╭─ EXCERPTED DATA

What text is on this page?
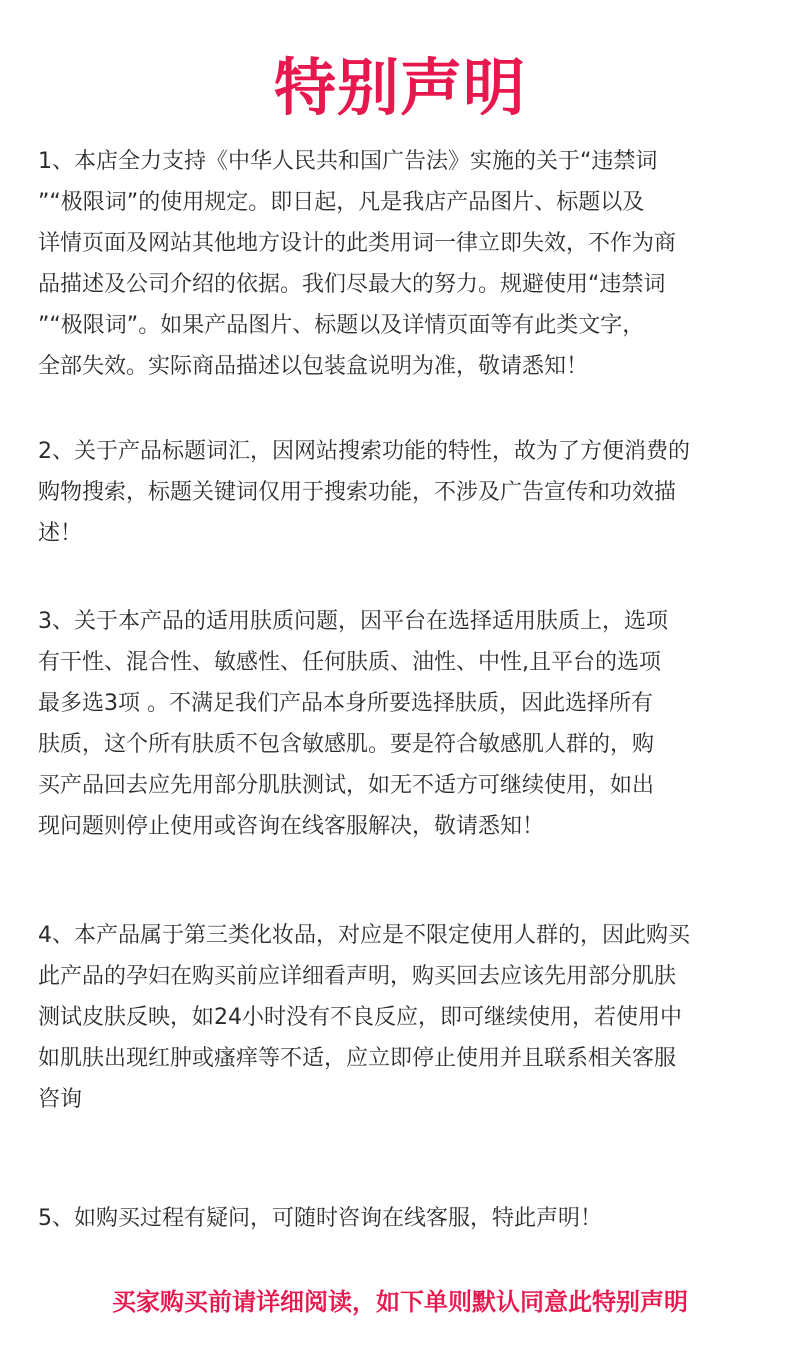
特别声明
1、本店全力支持《中华人民共和国广告法》实施的关于“违禁词
”“极限词”的使用规定。即日起，凡是我店产品图片、标题以及
详情页面及网站其他地方设计的此类用词一律立即失效，不作为商
品描述及公司介绍的依据。我们尽最大的努力。规避使用“违禁词
”“极限词”。如果产品图片、标题以及详情页面等有此类文字，
全部失效。实际商品描述以包装盒说明为准，敬请悉知！
2、关于产品标题词汇，因网站搜索功能的特性，故为了方便消费的
购物搜索，标题关键词仅用于搜索功能，不涉及广告宣传和功效描
述！
3、关于本产品的适用肤质问题，因平台在选择适用肤质上，选项
有干性、混合性、敏感性、任何肤质、油性、中性,且平台的选项
最多选3项 。不满足我们产品本身所要选择肤质，因此选择所有
肤质，这个所有肤质不包含敏感肌。要是符合敏感肌人群的，购
买产品回去应先用部分肌肤测试，如无不适方可继续使用，如出
现问题则停止使用或咨询在线客服解决，敬请悉知！
4、本产品属于第三类化妆品，对应是不限定使用人群的，因此购买
此产品的孕妇在购买前应详细看声明，购买回去应该先用部分肌肤
测试皮肤反映，如24小时没有不良反应，即可继续使用，若使用中
如肌肤出现红肿或瘙痒等不适，应立即停止使用并且联系相关客服
咨询
5、如购买过程有疑问，可随时咨询在线客服，特此声明！
买家购买前请详细阅读，如下单则默认同意此特别声明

╰─

* TASK STATEMENT *
Pictures stay out; repeat all the rest of the records exactly.

* TASK OUTPUT *
What text is on this page?
特别声明
1、本店全力支持《中华人民共和国广告法》实施的关于“违禁词
”“极限词”的使用规定。即日起，凡是我店产品图片、标题以及
详情页面及网站其他地方设计的此类用词一律立即失效，不作为商
品描述及公司介绍的依据。我们尽最大的努力。规避使用“违禁词
”“极限词”。如果产品图片、标题以及详情页面等有此类文字，
全部失效。实际商品描述以包装盒说明为准，敬请悉知！
2、关于产品标题词汇，因网站搜索功能的特性，故为了方便消费的
购物搜索，标题关键词仅用于搜索功能，不涉及广告宣传和功效描
述！
3、关于本产品的适用肤质问题，因平台在选择适用肤质上，选项
有干性、混合性、敏感性、任何肤质、油性、中性,且平台的选项
最多选3项 。不满足我们产品本身所要选择肤质，因此选择所有
肤质，这个所有肤质不包含敏感肌。要是符合敏感肌人群的，购
买产品回去应先用部分肌肤测试，如无不适方可继续使用，如出
现问题则停止使用或咨询在线客服解决，敬请悉知！
4、本产品属于第三类化妆品，对应是不限定使用人群的，因此购买
此产品的孕妇在购买前应详细看声明，购买回去应该先用部分肌肤
测试皮肤反映，如24小时没有不良反应，即可继续使用，若使用中
如肌肤出现红肿或瘙痒等不适，应立即停止使用并且联系相关客服
咨询
5、如购买过程有疑问，可随时咨询在线客服，特此声明！
买家购买前请详细阅读，如下单则默认同意此特别声明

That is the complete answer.